# START OF RAW DATA

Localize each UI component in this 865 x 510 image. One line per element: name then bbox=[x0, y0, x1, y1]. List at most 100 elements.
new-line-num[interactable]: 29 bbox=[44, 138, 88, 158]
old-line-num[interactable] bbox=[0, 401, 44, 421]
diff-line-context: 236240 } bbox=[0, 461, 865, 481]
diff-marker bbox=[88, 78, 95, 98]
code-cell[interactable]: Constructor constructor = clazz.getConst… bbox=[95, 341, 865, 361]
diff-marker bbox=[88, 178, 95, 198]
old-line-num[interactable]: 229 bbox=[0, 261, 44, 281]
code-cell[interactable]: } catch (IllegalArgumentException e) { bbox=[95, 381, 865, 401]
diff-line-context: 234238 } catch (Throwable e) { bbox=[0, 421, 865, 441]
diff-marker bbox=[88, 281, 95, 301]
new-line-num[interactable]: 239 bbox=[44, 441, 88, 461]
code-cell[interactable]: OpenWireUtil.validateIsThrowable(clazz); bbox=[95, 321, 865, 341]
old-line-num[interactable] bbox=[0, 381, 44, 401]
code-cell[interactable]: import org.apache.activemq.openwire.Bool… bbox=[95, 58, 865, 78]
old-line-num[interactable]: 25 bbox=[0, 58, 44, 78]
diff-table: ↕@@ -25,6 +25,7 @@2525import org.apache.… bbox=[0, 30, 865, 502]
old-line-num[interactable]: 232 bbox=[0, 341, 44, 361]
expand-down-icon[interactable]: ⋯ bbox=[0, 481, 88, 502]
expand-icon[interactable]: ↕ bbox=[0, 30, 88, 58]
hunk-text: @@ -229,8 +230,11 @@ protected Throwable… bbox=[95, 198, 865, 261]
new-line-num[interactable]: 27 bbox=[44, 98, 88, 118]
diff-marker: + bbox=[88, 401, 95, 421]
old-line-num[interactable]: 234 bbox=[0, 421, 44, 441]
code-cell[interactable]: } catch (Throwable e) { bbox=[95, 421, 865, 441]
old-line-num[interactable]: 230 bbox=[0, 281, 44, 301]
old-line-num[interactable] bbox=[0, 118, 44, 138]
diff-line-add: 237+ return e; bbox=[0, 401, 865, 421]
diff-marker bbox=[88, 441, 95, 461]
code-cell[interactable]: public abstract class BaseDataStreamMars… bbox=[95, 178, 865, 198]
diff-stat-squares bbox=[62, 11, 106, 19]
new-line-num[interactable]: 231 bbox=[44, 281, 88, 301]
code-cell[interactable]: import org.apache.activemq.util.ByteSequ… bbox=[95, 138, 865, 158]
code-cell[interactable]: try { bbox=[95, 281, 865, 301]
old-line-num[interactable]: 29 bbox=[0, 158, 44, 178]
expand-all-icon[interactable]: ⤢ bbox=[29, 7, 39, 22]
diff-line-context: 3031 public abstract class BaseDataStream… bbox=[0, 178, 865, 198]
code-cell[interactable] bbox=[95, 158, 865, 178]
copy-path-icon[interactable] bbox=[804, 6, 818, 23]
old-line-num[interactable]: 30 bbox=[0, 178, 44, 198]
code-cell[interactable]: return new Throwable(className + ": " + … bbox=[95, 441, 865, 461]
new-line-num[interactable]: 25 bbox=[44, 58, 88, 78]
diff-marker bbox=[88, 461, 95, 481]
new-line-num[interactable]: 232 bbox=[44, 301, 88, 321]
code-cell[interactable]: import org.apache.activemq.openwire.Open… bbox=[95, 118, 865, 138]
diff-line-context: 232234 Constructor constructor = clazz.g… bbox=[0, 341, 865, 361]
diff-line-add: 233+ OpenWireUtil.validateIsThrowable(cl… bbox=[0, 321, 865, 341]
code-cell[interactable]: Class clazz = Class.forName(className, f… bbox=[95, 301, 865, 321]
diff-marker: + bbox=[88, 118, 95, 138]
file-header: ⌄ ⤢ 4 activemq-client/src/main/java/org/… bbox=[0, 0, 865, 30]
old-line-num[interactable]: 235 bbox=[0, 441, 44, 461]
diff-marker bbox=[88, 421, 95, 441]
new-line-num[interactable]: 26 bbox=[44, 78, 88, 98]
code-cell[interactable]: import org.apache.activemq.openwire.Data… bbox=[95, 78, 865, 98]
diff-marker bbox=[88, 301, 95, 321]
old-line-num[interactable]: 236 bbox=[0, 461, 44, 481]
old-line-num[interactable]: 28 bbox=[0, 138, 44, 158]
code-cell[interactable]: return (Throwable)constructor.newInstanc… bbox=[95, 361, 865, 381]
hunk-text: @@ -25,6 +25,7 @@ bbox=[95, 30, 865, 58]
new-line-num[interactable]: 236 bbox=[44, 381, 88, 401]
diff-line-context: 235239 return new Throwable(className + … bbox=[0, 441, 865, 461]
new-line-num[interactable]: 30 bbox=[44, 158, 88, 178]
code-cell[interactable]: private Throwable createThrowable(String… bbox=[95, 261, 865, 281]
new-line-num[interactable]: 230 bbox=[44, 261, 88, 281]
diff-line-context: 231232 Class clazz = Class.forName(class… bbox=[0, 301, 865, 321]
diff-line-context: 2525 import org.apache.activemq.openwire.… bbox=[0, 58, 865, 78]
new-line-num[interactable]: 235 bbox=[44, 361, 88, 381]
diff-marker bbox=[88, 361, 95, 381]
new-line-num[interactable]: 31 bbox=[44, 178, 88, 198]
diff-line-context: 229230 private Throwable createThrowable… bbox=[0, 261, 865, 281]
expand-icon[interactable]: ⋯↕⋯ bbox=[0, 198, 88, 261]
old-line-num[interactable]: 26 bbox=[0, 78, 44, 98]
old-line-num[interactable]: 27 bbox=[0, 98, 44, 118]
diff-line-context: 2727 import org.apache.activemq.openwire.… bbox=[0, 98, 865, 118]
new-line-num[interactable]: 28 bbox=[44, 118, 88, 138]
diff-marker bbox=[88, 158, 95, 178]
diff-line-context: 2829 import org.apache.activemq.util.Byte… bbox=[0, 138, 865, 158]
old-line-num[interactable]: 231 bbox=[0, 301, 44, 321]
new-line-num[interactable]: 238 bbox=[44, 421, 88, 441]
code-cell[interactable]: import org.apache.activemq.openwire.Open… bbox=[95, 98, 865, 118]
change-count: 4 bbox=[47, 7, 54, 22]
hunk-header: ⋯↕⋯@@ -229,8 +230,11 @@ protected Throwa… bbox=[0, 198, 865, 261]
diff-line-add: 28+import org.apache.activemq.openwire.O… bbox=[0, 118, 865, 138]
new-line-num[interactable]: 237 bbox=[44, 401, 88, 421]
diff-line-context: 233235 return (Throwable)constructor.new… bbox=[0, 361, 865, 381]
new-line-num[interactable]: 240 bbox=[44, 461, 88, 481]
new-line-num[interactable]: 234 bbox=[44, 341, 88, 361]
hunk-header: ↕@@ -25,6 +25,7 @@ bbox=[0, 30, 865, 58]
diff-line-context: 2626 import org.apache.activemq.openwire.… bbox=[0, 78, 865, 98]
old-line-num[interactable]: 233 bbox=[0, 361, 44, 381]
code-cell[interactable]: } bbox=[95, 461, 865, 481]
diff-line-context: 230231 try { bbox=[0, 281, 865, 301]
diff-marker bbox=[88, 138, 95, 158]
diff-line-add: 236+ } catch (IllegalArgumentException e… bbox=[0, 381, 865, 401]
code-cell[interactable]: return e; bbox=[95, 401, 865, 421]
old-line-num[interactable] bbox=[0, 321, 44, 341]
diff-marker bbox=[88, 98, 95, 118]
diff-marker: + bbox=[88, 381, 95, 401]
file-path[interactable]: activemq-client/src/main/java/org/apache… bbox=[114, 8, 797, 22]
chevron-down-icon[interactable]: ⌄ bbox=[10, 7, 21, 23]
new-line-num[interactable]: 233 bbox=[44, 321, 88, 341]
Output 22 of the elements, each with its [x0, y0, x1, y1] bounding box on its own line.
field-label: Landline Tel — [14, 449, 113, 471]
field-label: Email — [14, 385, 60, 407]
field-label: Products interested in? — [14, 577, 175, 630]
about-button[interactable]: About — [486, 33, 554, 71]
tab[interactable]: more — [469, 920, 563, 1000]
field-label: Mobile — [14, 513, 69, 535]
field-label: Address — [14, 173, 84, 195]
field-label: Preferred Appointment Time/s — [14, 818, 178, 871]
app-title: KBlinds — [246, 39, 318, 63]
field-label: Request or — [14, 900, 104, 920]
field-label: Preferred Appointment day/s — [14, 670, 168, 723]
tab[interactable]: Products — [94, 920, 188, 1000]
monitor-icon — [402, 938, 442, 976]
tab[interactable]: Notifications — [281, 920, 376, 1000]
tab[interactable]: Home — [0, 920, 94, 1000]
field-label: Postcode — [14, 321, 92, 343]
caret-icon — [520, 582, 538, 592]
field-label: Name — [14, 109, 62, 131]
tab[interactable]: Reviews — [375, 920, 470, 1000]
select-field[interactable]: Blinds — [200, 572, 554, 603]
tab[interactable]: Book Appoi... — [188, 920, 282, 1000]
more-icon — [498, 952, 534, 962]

# END OF RAW DATA

• _TASK DETAILS_:
Begin at the first line of the items above and stop after the line containing "old-line-num[interactable]: 229 bbox=[0, 261, 44, 281]". Reproduce those lines with "diff-marker" swapped for "change-marker", keeping everything else the same.

• _SOLUTION BELOW_:
Localize each UI component in this 865 x 510 image. One line per element: name then bbox=[x0, y0, x1, y1]. List at most 100 elements.
new-line-num[interactable]: 29 bbox=[44, 138, 88, 158]
old-line-num[interactable] bbox=[0, 401, 44, 421]
diff-line-context: 236240 } bbox=[0, 461, 865, 481]
change-marker bbox=[88, 78, 95, 98]
code-cell[interactable]: Constructor constructor = clazz.getConst… bbox=[95, 341, 865, 361]
change-marker bbox=[88, 178, 95, 198]
old-line-num[interactable]: 229 bbox=[0, 261, 44, 281]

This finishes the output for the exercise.